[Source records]
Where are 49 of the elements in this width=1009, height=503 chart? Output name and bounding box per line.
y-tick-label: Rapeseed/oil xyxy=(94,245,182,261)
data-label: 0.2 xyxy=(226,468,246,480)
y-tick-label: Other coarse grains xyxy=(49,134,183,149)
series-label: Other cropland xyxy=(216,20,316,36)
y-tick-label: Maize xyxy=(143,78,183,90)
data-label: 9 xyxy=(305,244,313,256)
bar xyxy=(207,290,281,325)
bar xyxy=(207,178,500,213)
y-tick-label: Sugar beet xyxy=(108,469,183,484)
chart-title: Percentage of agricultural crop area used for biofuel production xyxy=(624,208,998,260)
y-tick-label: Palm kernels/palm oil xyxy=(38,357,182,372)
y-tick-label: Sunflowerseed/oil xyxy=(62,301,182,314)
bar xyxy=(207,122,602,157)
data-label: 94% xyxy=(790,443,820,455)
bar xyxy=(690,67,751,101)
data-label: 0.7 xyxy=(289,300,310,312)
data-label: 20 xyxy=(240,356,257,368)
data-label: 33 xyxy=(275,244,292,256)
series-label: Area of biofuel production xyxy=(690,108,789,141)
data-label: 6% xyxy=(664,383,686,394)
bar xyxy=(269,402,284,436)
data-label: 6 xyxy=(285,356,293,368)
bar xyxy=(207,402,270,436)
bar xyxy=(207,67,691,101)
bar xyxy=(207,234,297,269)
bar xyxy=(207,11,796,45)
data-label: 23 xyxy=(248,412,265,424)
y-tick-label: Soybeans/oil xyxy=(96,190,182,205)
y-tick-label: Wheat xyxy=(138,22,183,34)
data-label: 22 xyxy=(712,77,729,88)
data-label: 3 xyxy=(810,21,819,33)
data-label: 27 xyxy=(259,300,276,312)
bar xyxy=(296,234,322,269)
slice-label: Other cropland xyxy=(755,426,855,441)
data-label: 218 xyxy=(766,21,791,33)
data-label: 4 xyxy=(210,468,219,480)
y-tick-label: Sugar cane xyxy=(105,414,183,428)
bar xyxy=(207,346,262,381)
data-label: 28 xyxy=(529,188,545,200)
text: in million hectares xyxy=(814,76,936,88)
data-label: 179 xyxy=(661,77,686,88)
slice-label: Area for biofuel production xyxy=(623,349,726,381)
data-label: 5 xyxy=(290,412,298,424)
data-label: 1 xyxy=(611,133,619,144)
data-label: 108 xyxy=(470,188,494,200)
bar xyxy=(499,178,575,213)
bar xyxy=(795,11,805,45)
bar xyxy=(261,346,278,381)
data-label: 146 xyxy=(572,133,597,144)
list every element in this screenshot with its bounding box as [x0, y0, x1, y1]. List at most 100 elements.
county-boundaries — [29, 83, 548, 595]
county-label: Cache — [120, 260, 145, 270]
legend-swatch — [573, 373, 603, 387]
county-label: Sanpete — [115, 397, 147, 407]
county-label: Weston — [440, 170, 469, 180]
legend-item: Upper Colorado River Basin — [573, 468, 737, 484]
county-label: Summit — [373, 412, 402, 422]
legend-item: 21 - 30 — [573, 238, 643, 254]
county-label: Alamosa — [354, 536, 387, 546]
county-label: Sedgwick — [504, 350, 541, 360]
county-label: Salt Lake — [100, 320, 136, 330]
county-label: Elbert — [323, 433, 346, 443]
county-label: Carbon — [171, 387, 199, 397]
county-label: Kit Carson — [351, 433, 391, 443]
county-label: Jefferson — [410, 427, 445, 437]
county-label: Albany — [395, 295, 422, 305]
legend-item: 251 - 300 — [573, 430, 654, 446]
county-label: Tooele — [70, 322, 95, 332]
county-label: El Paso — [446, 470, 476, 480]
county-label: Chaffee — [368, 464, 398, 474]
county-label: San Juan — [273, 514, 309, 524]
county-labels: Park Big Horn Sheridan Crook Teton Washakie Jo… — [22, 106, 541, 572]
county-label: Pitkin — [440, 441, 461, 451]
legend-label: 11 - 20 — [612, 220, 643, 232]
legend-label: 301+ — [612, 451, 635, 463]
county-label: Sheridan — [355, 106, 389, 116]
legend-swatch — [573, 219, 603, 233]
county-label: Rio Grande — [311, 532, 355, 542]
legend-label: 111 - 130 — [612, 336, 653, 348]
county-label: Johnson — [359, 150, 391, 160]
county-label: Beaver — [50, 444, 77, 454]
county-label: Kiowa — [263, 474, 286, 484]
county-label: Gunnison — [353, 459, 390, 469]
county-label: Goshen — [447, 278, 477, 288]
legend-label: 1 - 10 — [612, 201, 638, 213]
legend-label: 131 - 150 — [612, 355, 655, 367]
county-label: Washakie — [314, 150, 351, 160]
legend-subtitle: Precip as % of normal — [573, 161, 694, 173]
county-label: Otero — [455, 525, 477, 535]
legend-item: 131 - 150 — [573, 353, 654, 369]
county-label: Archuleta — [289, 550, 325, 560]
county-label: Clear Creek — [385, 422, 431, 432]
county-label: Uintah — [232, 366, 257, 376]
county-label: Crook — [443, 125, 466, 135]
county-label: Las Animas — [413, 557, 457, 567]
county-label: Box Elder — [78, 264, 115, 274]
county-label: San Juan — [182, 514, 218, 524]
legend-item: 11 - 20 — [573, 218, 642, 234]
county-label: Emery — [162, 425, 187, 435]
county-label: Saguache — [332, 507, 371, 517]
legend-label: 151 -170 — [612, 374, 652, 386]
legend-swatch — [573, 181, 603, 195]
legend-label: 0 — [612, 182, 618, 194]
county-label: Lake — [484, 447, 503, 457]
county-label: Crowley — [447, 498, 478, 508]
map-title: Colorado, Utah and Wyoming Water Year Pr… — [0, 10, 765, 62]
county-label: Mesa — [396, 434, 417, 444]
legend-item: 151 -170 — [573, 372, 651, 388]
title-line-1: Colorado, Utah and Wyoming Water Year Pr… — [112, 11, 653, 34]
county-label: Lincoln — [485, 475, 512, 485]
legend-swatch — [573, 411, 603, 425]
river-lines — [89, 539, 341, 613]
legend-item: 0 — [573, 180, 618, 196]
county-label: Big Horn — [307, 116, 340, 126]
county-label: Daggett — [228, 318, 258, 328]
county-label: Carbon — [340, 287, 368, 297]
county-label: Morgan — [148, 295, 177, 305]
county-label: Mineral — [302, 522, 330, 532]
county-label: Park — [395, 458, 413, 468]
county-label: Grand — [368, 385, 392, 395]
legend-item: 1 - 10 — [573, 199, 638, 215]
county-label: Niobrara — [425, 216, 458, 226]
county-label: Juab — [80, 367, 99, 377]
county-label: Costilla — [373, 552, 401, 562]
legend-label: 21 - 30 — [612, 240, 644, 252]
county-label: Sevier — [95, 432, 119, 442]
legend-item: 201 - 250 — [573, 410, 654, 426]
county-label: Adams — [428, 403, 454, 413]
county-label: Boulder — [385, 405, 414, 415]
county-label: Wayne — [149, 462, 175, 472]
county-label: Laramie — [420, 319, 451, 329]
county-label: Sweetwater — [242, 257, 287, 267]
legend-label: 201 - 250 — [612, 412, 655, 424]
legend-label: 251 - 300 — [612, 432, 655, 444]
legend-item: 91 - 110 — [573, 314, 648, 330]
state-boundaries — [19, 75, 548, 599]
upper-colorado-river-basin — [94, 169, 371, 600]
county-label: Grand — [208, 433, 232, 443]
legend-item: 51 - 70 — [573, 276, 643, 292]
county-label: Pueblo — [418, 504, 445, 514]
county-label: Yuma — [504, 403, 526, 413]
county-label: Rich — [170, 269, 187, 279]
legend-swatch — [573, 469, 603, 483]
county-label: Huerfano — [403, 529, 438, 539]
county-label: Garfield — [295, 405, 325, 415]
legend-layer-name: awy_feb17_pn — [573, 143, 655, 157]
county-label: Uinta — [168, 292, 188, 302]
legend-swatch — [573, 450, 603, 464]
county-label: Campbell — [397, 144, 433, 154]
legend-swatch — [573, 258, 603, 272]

PROBLEM STATEMENT –
Output everything from the start of the records down to the line containing "bar xyxy=(207,290,281,325)", both ends included, as a numbered list with blank lines left out.

FULL SOLUTION –
1. Where are 49 of the elements in this width=1009, height=503 chart? Output name and bounding box per line.
2. y-tick-label: Rapeseed/oil xyxy=(94,245,182,261)
3. data-label: 0.2 xyxy=(226,468,246,480)
4. y-tick-label: Other coarse grains xyxy=(49,134,183,149)
5. series-label: Other cropland xyxy=(216,20,316,36)
6. y-tick-label: Maize xyxy=(143,78,183,90)
7. data-label: 9 xyxy=(305,244,313,256)
8. bar xyxy=(207,290,281,325)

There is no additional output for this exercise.